* start Provided data *

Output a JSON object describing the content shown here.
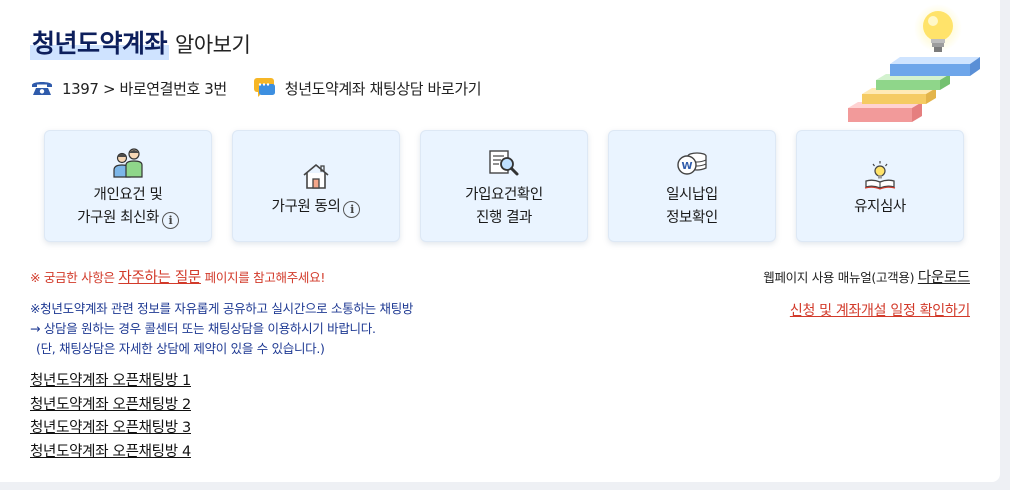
{
  "header": {
    "title_main": "청년도약계좌",
    "title_sub": "알아보기"
  },
  "contact": {
    "phone_text": "1397 > 바로연결번호 3번",
    "chat_text": "청년도약계좌 채팅상담 바로가기",
    "phone_icon": "phone-icon",
    "chat_icon": "chat-bubble-icon"
  },
  "cards": [
    {
      "line1": "개인요건 및",
      "line2": "가구원 최신화",
      "icon": "family-icon",
      "info": "i"
    },
    {
      "line1": "가구원 동의",
      "line2": "",
      "icon": "house-icon",
      "info": "i"
    },
    {
      "line1": "가입요건확인",
      "line2": "진행 결과",
      "icon": "document-search-icon",
      "info": ""
    },
    {
      "line1": "일시납입",
      "line2": "정보확인",
      "icon": "coins-icon",
      "info": ""
    },
    {
      "line1": "유지심사",
      "line2": "",
      "icon": "book-lightbulb-icon",
      "info": ""
    }
  ],
  "faq": {
    "prefix": "※ 궁금한 사항은 ",
    "link": "자주하는 질문",
    "suffix": " 페이지를 참고해주세요!"
  },
  "manual": {
    "text": "웹페이지 사용 매뉴얼(고객용) ",
    "link": "다운로드"
  },
  "schedule_link": "신청 및 계좌개설 일정 확인하기",
  "chat_info": {
    "line1": "※청년도약계좌 관련 정보를 자유롭게 공유하고 실시간으로 소통하는 채팅방",
    "line2": "→ 상담을 원하는 경우 콜센터 또는 채팅상담을 이용하시기 바랍니다.",
    "line3": "(단, 채팅상담은 자세한 상담에 제약이 있을 수 있습니다.)"
  },
  "open_chat_rooms": [
    "청년도약계좌 오픈채팅방 1",
    "청년도약계좌 오픈채팅방 2",
    "청년도약계좌 오픈채팅방 3",
    "청년도약계좌 오픈채팅방 4"
  ],
  "colors": {
    "title_navy": "#0d1f5c",
    "highlight_blue": "#cfe3ff",
    "card_bg": "#eaf4ff",
    "notice_red": "#d23a2a",
    "info_blue": "#1f3a93"
  }
}
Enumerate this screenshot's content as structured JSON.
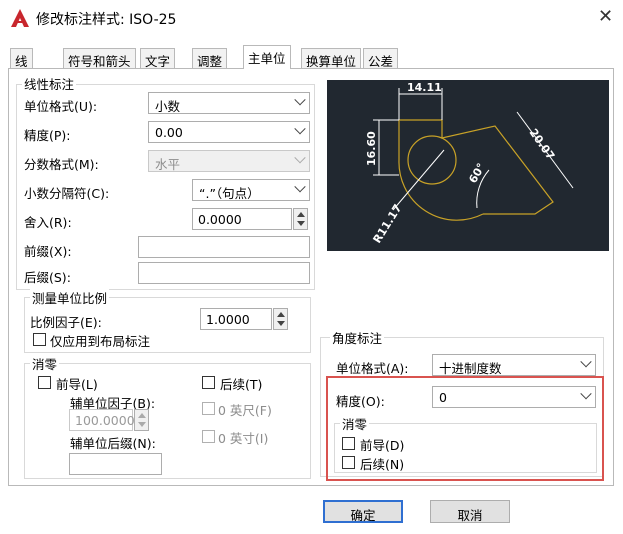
{
  "window": {
    "title": "修改标注样式: ISO-25",
    "close_symbol": "✕"
  },
  "tabs": [
    "线",
    "符号和箭头",
    "文字",
    "调整",
    "主单位",
    "换算单位",
    "公差"
  ],
  "active_tab": "主单位",
  "linear": {
    "group_title": "线性标注",
    "unit_format_label": "单位格式(U):",
    "unit_format_value": "小数",
    "precision_label": "精度(P):",
    "precision_value": "0.00",
    "fraction_format_label": "分数格式(M):",
    "fraction_format_value": "水平",
    "decimal_separator_label": "小数分隔符(C):",
    "decimal_separator_value": "“.”（句点）",
    "round_off_label": "舍入(R):",
    "round_off_value": "0.0000",
    "prefix_label": "前缀(X):",
    "prefix_value": "",
    "suffix_label": "后缀(S):",
    "suffix_value": ""
  },
  "measurement_scale": {
    "group_title": "测量单位比例",
    "scale_factor_label": "比例因子(E):",
    "scale_factor_value": "1.0000",
    "layout_only_label": "仅应用到布局标注"
  },
  "zero_suppression": {
    "group_title": "消零",
    "leading_label": "前导(L)",
    "trailing_label": "后续(T)",
    "sub_unit_factor_label": "辅单位因子(B):",
    "sub_unit_factor_value": "100.0000",
    "feet_label": "0 英尺(F)",
    "sub_unit_suffix_label": "辅单位后缀(N):",
    "sub_unit_suffix_value": "",
    "inches_label": "0 英寸(I)"
  },
  "angular": {
    "group_title": "角度标注",
    "unit_format_label": "单位格式(A):",
    "unit_format_value": "十进制度数",
    "precision_label": "精度(O):",
    "precision_value": "0",
    "zero_group_title": "消零",
    "leading_label": "前导(D)",
    "trailing_label": "后续(N)"
  },
  "preview": {
    "dim_top": "14.11",
    "dim_left": "16.60",
    "dim_diag": "20.07",
    "dim_angle": "60°",
    "dim_radius": "R11.17"
  },
  "buttons": {
    "ok": "确定",
    "cancel": "取消"
  },
  "colors": {
    "accent": "#2f6fd1",
    "highlight": "#d9534f",
    "preview_bg": "#212830",
    "preview_line": "#ffffff",
    "preview_shape": "#c8a227"
  }
}
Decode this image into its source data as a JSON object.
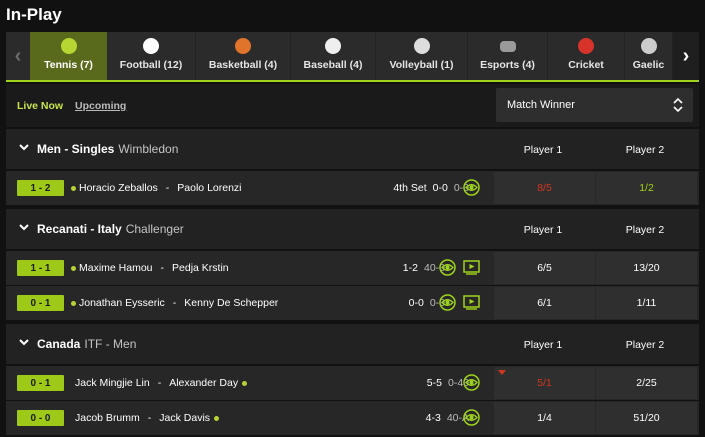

* end Provided data *

Request | State the number of lines in the preceding entries that include the word "오픈채팅방". Provide nothing else.

Reply to the task | 4